▸ Figure record listings:

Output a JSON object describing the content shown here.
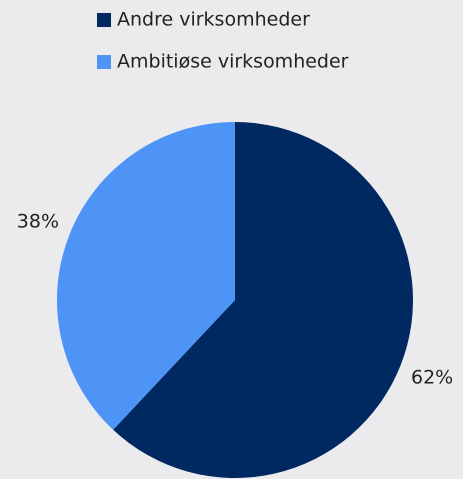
{
  "chart_data": {
    "type": "pie",
    "series": [
      {
        "name": "Andre virksomheder",
        "color": "#002861",
        "values": [
          62
        ],
        "value_labels": [
          "62%"
        ]
      },
      {
        "name": "Ambitiøse virksomheder",
        "color": "#4d94f6",
        "values": [
          38
        ],
        "value_labels": [
          "38%"
        ]
      }
    ],
    "legend": "top"
  }
}
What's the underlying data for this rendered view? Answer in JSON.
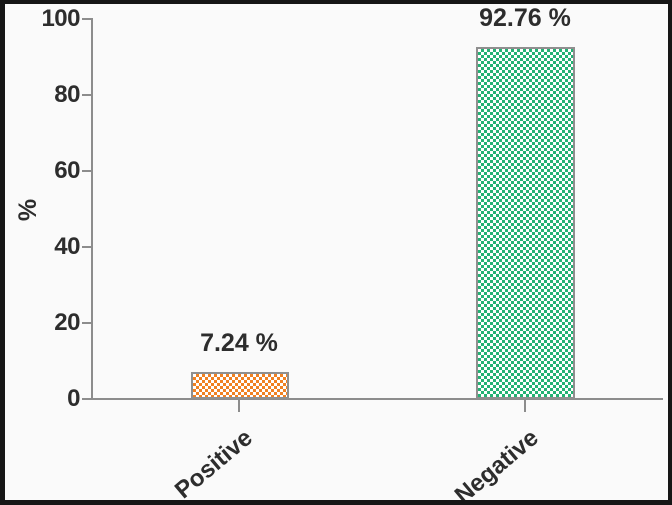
{
  "chart_data": {
    "type": "bar",
    "title": "",
    "xlabel": "",
    "ylabel": "%",
    "categories": [
      "Positive",
      "Negative"
    ],
    "values": [
      7.24,
      92.76
    ],
    "value_labels": [
      "7.24 %",
      "92.76 %"
    ],
    "ylim": [
      0,
      100
    ],
    "yticks": [
      0,
      20,
      40,
      60,
      80,
      100
    ],
    "grid": false,
    "legend": false,
    "bar_pattern": "checkerboard",
    "colors": {
      "bar_fills": [
        "#f08122",
        "#23b273"
      ],
      "bar_pattern_background": "#ffffff",
      "bar_border": "#8f8f8f",
      "axis": "#8c8c8c",
      "text": "#2d2d2d",
      "plot_background": "#fafafa",
      "frame_border": "#161616"
    }
  }
}
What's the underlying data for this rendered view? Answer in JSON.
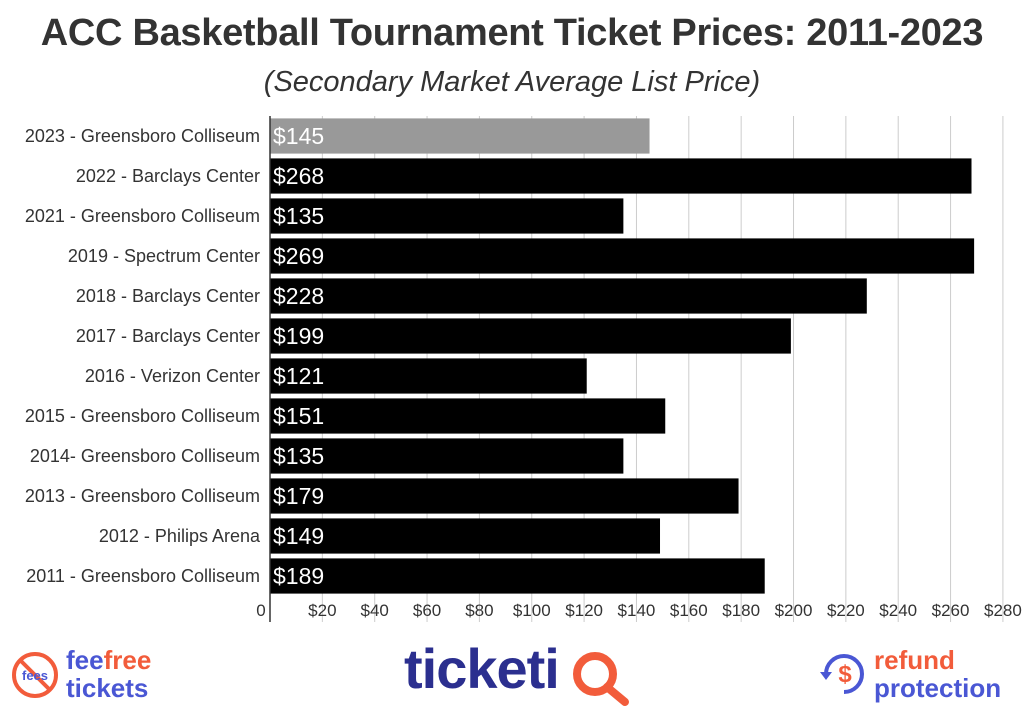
{
  "chart_data": {
    "type": "bar",
    "orientation": "horizontal",
    "title": "ACC Basketball Tournament Ticket Prices: 2011-2023",
    "subtitle": "(Secondary Market Average List Price)",
    "categories": [
      "2023 - Greensboro Colliseum",
      "2022 - Barclays Center",
      "2021 - Greensboro Colliseum",
      "2019 - Spectrum Center",
      "2018 - Barclays Center",
      "2017 - Barclays Center",
      "2016 - Verizon Center",
      "2015 - Greensboro Colliseum",
      "2014- Greensboro Colliseum",
      "2013 - Greensboro Colliseum",
      "2012 - Philips Arena",
      "2011 - Greensboro Colliseum"
    ],
    "values": [
      145,
      268,
      135,
      269,
      228,
      199,
      121,
      151,
      135,
      179,
      149,
      189
    ],
    "value_labels": [
      "$145",
      "$268",
      "$135",
      "$269",
      "$228",
      "$199",
      "$121",
      "$151",
      "$135",
      "$179",
      "$149",
      "$189"
    ],
    "highlight_index": 0,
    "xlim": [
      0,
      285
    ],
    "xticks": [
      0,
      20,
      40,
      60,
      80,
      100,
      120,
      140,
      160,
      180,
      200,
      220,
      240,
      260,
      280
    ],
    "xtick_labels": [
      "0",
      "$20",
      "$40",
      "$60",
      "$80",
      "$100",
      "$120",
      "$140",
      "$160",
      "$180",
      "$200",
      "$220",
      "$240",
      "$260",
      "$280"
    ],
    "grid": true,
    "colors": {
      "bar": "#000000",
      "highlight": "#999999",
      "grid": "#cccccc",
      "text": "#333333"
    }
  },
  "footer": {
    "fee_icon_text": "fees",
    "fee_line1": "fee",
    "fee_line1_accent": "free",
    "fee_line2": "tickets",
    "brand_main": "ticketi",
    "refund_icon_symbol": "$",
    "refund_line1": "refund",
    "refund_line2": "protection",
    "colors": {
      "blue": "#4a57d4",
      "orange": "#f25c3b",
      "navy": "#2b2f8f"
    }
  }
}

▸ STATED GOAL: Output an exact copy of the material, with the pictures removed.

▸ FINAL ANSWER:
Output a JSON object describing the content shown here.
{
  "chart_data": {
    "type": "pie",
    "series": [
      {
        "name": "Andre virksomheder",
        "color": "#002861",
        "values": [
          62
        ],
        "value_labels": [
          "62%"
        ]
      },
      {
        "name": "Ambitiøse virksomheder",
        "color": "#4d94f6",
        "values": [
          38
        ],
        "value_labels": [
          "38%"
        ]
      }
    ],
    "legend": "top"
  }
}
What's the underlying data for this rendered view? Answer in JSON.
{
  "chart_data": {
    "type": "bar",
    "title": "",
    "xlabel": "",
    "ylabel": "%",
    "categories": [
      "Positive",
      "Negative"
    ],
    "values": [
      7.24,
      92.76
    ],
    "value_labels": [
      "7.24 %",
      "92.76 %"
    ],
    "ylim": [
      0,
      100
    ],
    "yticks": [
      0,
      20,
      40,
      60,
      80,
      100
    ],
    "grid": false,
    "legend": false,
    "bar_pattern": "checkerboard",
    "colors": {
      "bar_fills": [
        "#f08122",
        "#23b273"
      ],
      "bar_pattern_background": "#ffffff",
      "bar_border": "#8f8f8f",
      "axis": "#8c8c8c",
      "text": "#2d2d2d",
      "plot_background": "#fafafa",
      "frame_border": "#161616"
    }
  }
}
What's the underlying data for this rendered view? Answer in JSON.
{
  "chart_data": {
    "type": "bar",
    "orientation": "horizontal",
    "title": "ACC Basketball Tournament Ticket Prices: 2011-2023",
    "subtitle": "(Secondary Market Average List Price)",
    "categories": [
      "2023 - Greensboro Colliseum",
      "2022 - Barclays Center",
      "2021 - Greensboro Colliseum",
      "2019 - Spectrum Center",
      "2018 - Barclays Center",
      "2017 - Barclays Center",
      "2016 - Verizon Center",
      "2015 - Greensboro Colliseum",
      "2014- Greensboro Colliseum",
      "2013 - Greensboro Colliseum",
      "2012 - Philips Arena",
      "2011 - Greensboro Colliseum"
    ],
    "values": [
      145,
      268,
      135,
      269,
      228,
      199,
      121,
      151,
      135,
      179,
      149,
      189
    ],
    "value_labels": [
      "$145",
      "$268",
      "$135",
      "$269",
      "$228",
      "$199",
      "$121",
      "$151",
      "$135",
      "$179",
      "$149",
      "$189"
    ],
    "highlight_index": 0,
    "xlim": [
      0,
      285
    ],
    "xticks": [
      0,
      20,
      40,
      60,
      80,
      100,
      120,
      140,
      160,
      180,
      200,
      220,
      240,
      260,
      280
    ],
    "xtick_labels": [
      "0",
      "$20",
      "$40",
      "$60",
      "$80",
      "$100",
      "$120",
      "$140",
      "$160",
      "$180",
      "$200",
      "$220",
      "$240",
      "$260",
      "$280"
    ],
    "grid": true,
    "colors": {
      "bar": "#000000",
      "highlight": "#999999",
      "grid": "#cccccc",
      "text": "#333333"
    }
  },
  "footer": {
    "fee_icon_text": "fees",
    "fee_line1": "fee",
    "fee_line1_accent": "free",
    "fee_line2": "tickets",
    "brand_main": "ticketi",
    "refund_icon_symbol": "$",
    "refund_line1": "refund",
    "refund_line2": "protection",
    "colors": {
      "blue": "#4a57d4",
      "orange": "#f25c3b",
      "navy": "#2b2f8f"
    }
  }
}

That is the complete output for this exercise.